_Data records_.
######
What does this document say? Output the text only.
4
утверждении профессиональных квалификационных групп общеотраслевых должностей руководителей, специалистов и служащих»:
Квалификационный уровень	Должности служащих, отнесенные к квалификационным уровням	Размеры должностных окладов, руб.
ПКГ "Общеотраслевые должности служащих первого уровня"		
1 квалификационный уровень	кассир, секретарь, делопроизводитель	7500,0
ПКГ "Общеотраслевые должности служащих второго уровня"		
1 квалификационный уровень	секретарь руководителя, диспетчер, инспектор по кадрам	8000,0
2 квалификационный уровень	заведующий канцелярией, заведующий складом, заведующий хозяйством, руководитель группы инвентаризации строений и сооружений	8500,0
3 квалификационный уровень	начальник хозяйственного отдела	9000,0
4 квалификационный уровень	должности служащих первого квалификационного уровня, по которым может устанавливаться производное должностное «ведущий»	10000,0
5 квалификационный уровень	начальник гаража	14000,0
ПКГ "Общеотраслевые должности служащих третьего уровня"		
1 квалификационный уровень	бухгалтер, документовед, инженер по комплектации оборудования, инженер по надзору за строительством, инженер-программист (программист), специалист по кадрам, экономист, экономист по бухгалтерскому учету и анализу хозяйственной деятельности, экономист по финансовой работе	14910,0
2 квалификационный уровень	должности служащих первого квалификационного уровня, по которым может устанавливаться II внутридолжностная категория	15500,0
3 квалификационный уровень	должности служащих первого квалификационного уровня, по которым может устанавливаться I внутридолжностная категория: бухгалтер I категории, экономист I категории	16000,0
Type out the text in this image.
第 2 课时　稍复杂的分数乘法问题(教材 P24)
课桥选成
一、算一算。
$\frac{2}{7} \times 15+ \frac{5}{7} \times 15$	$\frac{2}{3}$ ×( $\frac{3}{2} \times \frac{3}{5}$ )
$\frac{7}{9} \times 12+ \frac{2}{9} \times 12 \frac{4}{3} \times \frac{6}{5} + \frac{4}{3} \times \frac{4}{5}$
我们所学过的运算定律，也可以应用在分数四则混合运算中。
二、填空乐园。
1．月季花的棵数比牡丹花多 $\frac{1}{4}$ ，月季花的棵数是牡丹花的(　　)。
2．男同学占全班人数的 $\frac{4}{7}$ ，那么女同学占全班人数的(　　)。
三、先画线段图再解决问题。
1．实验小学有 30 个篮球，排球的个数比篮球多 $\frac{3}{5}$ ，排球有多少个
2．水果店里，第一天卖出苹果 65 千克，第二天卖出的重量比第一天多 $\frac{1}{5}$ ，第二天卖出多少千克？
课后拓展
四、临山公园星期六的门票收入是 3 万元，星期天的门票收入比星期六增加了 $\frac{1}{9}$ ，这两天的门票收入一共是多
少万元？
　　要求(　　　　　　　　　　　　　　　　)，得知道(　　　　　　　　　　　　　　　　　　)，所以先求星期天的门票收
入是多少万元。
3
######
Pull out all lines from the listing that contain the string "может".

_OUTPUT_.
4 квалификационный уровень	должности служащих первого квалификационного уровня, по которым может устанавливаться производное должностное «ведущий»	10000,0
2 квалификационный уровень	должности служащих первого квалификационного уровня, по которым может устанавливаться II внутридолжностная категория	15500,0
3 квалификационный уровень	должности служащих первого квалификационного уровня, по которым может устанавливаться I внутридолжностная категория: бухгалтер I категории, экономист I категории	16000,0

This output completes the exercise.